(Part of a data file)
»»

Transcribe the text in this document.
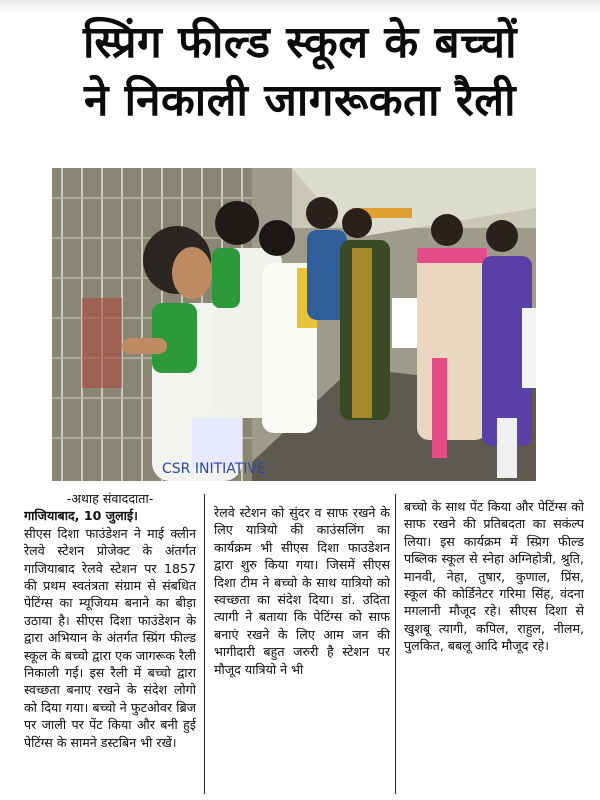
स्प्रिंग फील्ड स्कूल के बच्चों
ने निकाली जागरूकता रैली
CSR INITIATIVE
-अथाह संवाददाता-
गाजियाबाद, 10 जुलाई।

सीएस दिशा फाउंडेशन ने माई क्लीन रेलवे स्टेशन प्रोजेक्ट के अंतर्गत गाजियाबाद रेलवे स्टेशन पर 1857 की प्रथम स्वतंत्रता संग्राम से संबधित पेटिंग्स का म्यूजियम बनाने का बीड़ा उठाया है। सीएस दिशा फाउंडेशन के द्वारा अभियान के अंतर्गत स्प्रिंग फील्ड स्कूल के बच्चो द्वारा एक जागरूक रैली निकाली गई। इस रैली में बच्चो द्वारा स्वच्छता बनाए रखने के संदेश लोगो को दिया गया। बच्चो ने फुटओवर ब्रिज पर जाली पर पेंट किया और बनी हुई पेटिंग्स के सामने डस्टबिन भी रखें।

रेलवे स्टेशन को सुंदर व साफ रखने के लिए यात्रियो की काउंसलिंग का कार्यक्रम भी सीएस दिशा फाउडेशन द्वारा शुरु किया गया। जिसमें सीएस दिशा टीम ने बच्चो के साथ यात्रियो को स्वच्छता का संदेश दिया। डां. उदिता त्यागी ने बताया कि पेटिंग्स को साफ बनाएं रखने के लिए आम जन की भागीदारी बहुत जरुरी है स्टेशन पर मौजूद यात्रियो ने भी

बच्चो के साथ पेंट किया और पेटिंग्स को साफ रखने की प्रतिबदता का सकंल्प लिया। इस कार्यक्रम में स्प्रिग फील्ड पब्लिक स्कूल से स्नेहा अग्निहोत्री, श्रुति, मानवी, नेहा, तुषार, कुणाल, प्रिंस, स्कूल की कोर्डिनेटर गरिमा सिंह, वंदना मगलानी मौजूद रहे। सीएस दिशा से खुशबू त्यागी, कपिल, राहुल, नीलम, पुलकित, बबलू आदि मौजूद रहे।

««

§ GIVEN TASK:
Keep the pictures out and write out the records exactly.

§ OUTPUT BELOW:
Transcribe the text in this document.
स्प्रिंग फील्ड स्कूल के बच्चों
ने निकाली जागरूकता रैली
CSR INITIATIVE
-अथाह संवाददाता-
गाजियाबाद, 10 जुलाई।

सीएस दिशा फाउंडेशन ने माई क्लीन रेलवे स्टेशन प्रोजेक्ट के अंतर्गत गाजियाबाद रेलवे स्टेशन पर 1857 की प्रथम स्वतंत्रता संग्राम से संबधित पेटिंग्स का म्यूजियम बनाने का बीड़ा उठाया है। सीएस दिशा फाउंडेशन के द्वारा अभियान के अंतर्गत स्प्रिंग फील्ड स्कूल के बच्चो द्वारा एक जागरूक रैली निकाली गई। इस रैली में बच्चो द्वारा स्वच्छता बनाए रखने के संदेश लोगो को दिया गया। बच्चो ने फुटओवर ब्रिज पर जाली पर पेंट किया और बनी हुई पेटिंग्स के सामने डस्टबिन भी रखें।

रेलवे स्टेशन को सुंदर व साफ रखने के लिए यात्रियो की काउंसलिंग का कार्यक्रम भी सीएस दिशा फाउडेशन द्वारा शुरु किया गया। जिसमें सीएस दिशा टीम ने बच्चो के साथ यात्रियो को स्वच्छता का संदेश दिया। डां. उदिता त्यागी ने बताया कि पेटिंग्स को साफ बनाएं रखने के लिए आम जन की भागीदारी बहुत जरुरी है स्टेशन पर मौजूद यात्रियो ने भी

बच्चो के साथ पेंट किया और पेटिंग्स को साफ रखने की प्रतिबदता का सकंल्प लिया। इस कार्यक्रम में स्प्रिग फील्ड पब्लिक स्कूल से स्नेहा अग्निहोत्री, श्रुति, मानवी, नेहा, तुषार, कुणाल, प्रिंस, स्कूल की कोर्डिनेटर गरिमा सिंह, वंदना मगलानी मौजूद रहे। सीएस दिशा से खुशबू त्यागी, कपिल, राहुल, नीलम, पुलकित, बबलू आदि मौजूद रहे।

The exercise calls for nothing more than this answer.